▸ Work to do:
Return all lines in the material below that contain "parmesan".

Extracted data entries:
───

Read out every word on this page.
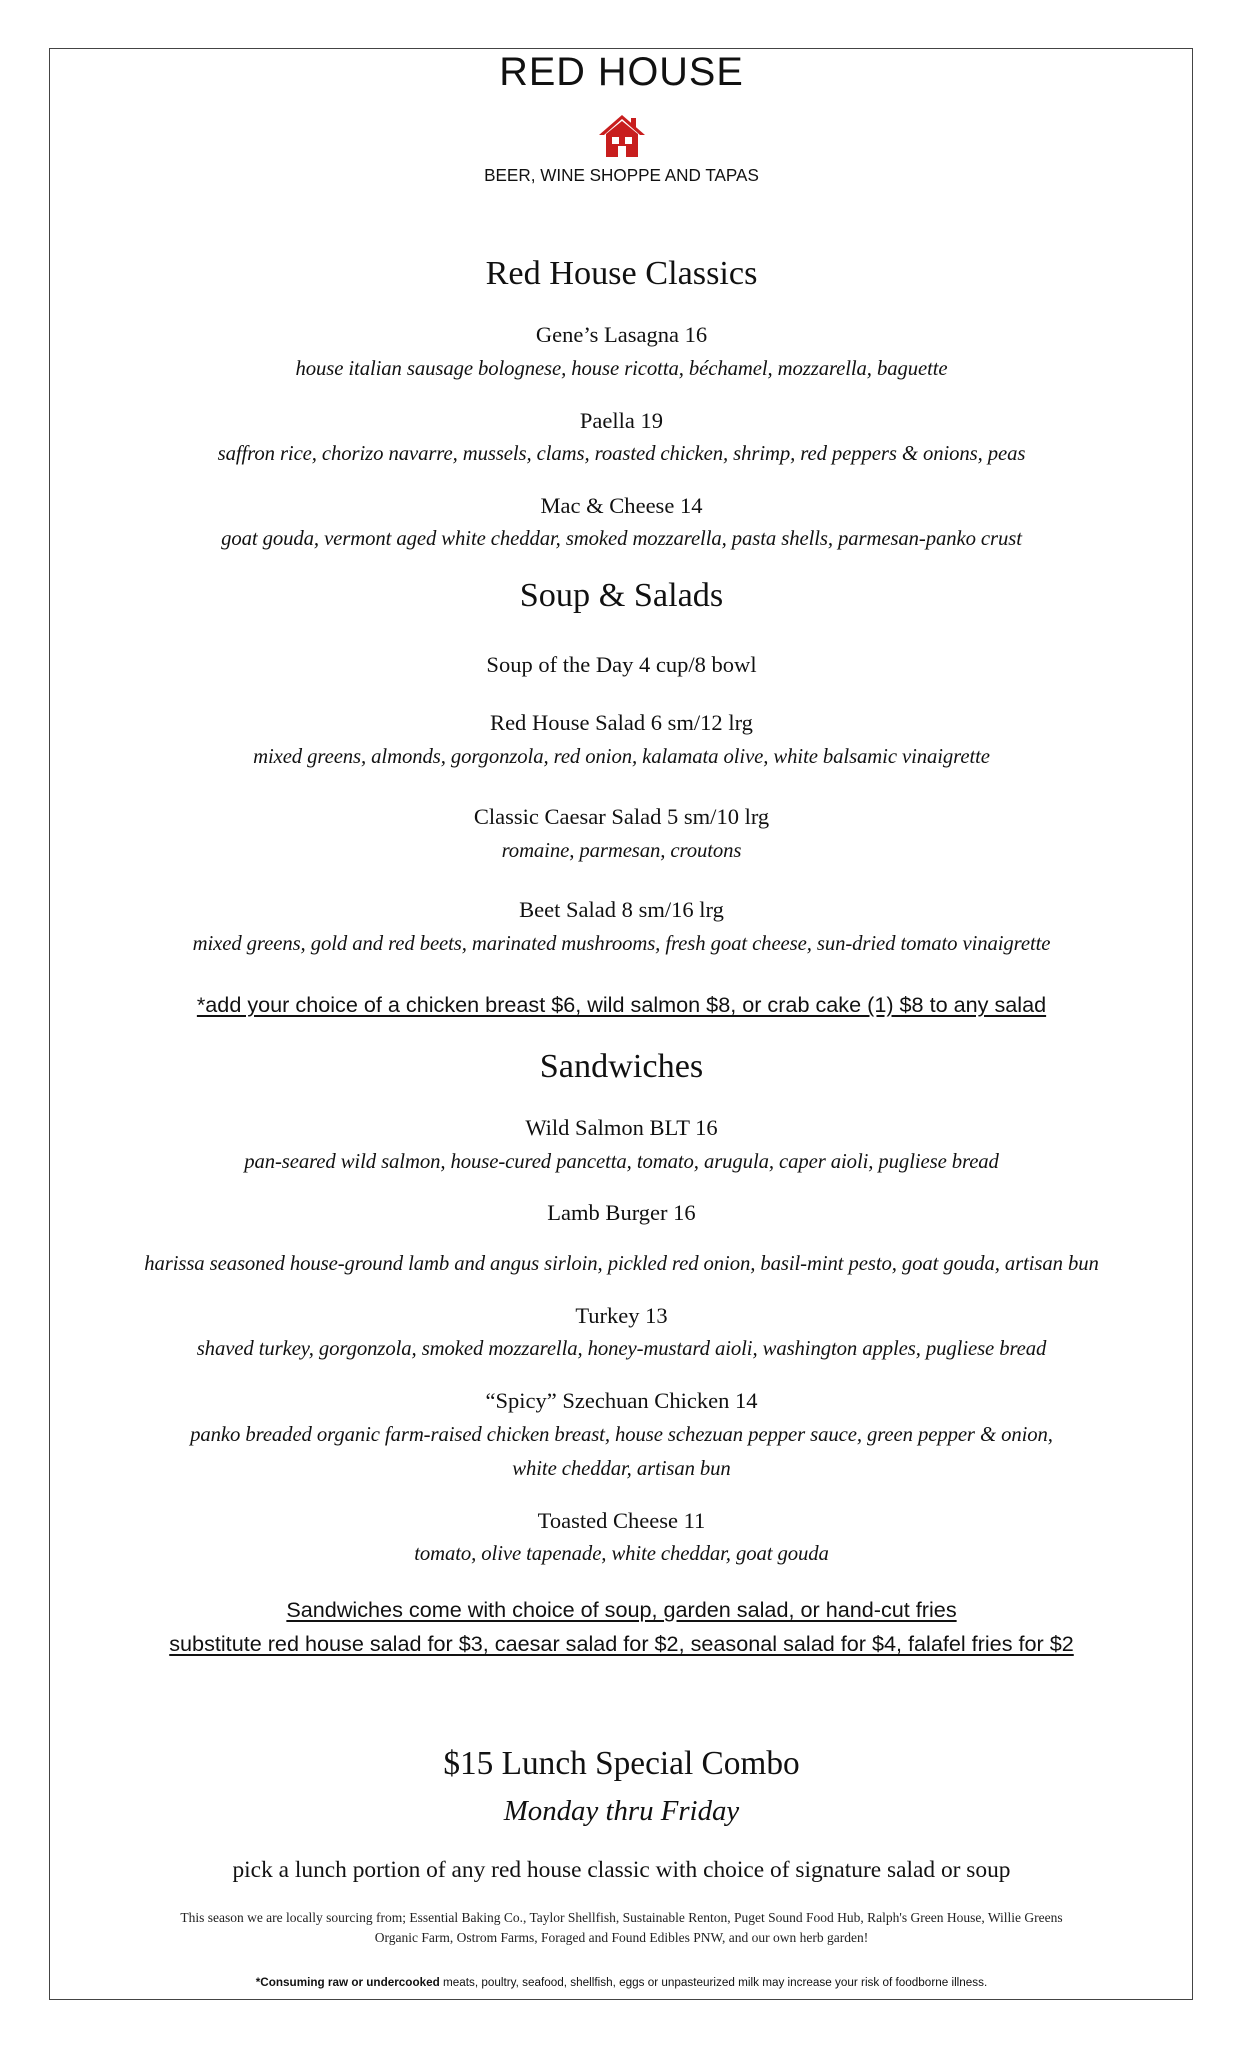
RED HOUSE
BEER, WINE SHOPPE AND TAPAS
Red House Classics
Gene’s Lasagna 16
house italian sausage bolognese, house ricotta, béchamel, mozzarella, baguette
Paella 19
saffron rice, chorizo navarre, mussels, clams, roasted chicken, shrimp, red peppers & onions, peas
Mac & Cheese 14
goat gouda, vermont aged white cheddar, smoked mozzarella, pasta shells, parmesan-panko crust
Soup & Salads
Soup of the Day 4 cup/8 bowl
Red House Salad 6 sm/12 lrg
mixed greens, almonds, gorgonzola, red onion, kalamata olive, white balsamic vinaigrette
Classic Caesar Salad 5 sm/10 lrg
romaine, parmesan, croutons
Beet Salad 8 sm/16 lrg
mixed greens, gold and red beets, marinated mushrooms, fresh goat cheese, sun-dried tomato vinaigrette
*add your choice of a chicken breast $6, wild salmon $8, or crab cake (1) $8 to any salad
Sandwiches
Wild Salmon BLT 16
pan-seared wild salmon, house-cured pancetta, tomato, arugula, caper aioli, pugliese bread
Lamb Burger 16
harissa seasoned house-ground lamb and angus sirloin, pickled red onion, basil-mint pesto, goat gouda, artisan bun
Turkey 13
shaved turkey, gorgonzola, smoked mozzarella, honey-mustard aioli, washington apples, pugliese bread
“Spicy” Szechuan Chicken 14
panko breaded organic farm-raised chicken breast, house schezuan pepper sauce, green pepper & onion,
white cheddar, artisan bun
Toasted Cheese 11
tomato, olive tapenade, white cheddar, goat gouda
Sandwiches come with choice of soup, garden salad, or hand-cut fries
substitute red house salad for $3, caesar salad for $2, seasonal salad for $4, falafel fries for $2
$15 Lunch Special Combo
Monday thru Friday
pick a lunch portion of any red house classic with choice of signature salad or soup
This season we are locally sourcing from; Essential Baking Co., Taylor Shellfish, Sustainable Renton, Puget Sound Food Hub, Ralph's Green House, Willie Greens
Organic Farm, Ostrom Farms, Foraged and Found Edibles PNW, and our own herb garden!
*Consuming raw or undercooked meats, poultry, seafood, shellfish, eggs or unpasteurized milk may increase your risk of foodborne illness.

───

▸ Written solution:
goat gouda, vermont aged white cheddar, smoked mozzarella, pasta shells, parmesan-panko crust
romaine, parmesan, croutons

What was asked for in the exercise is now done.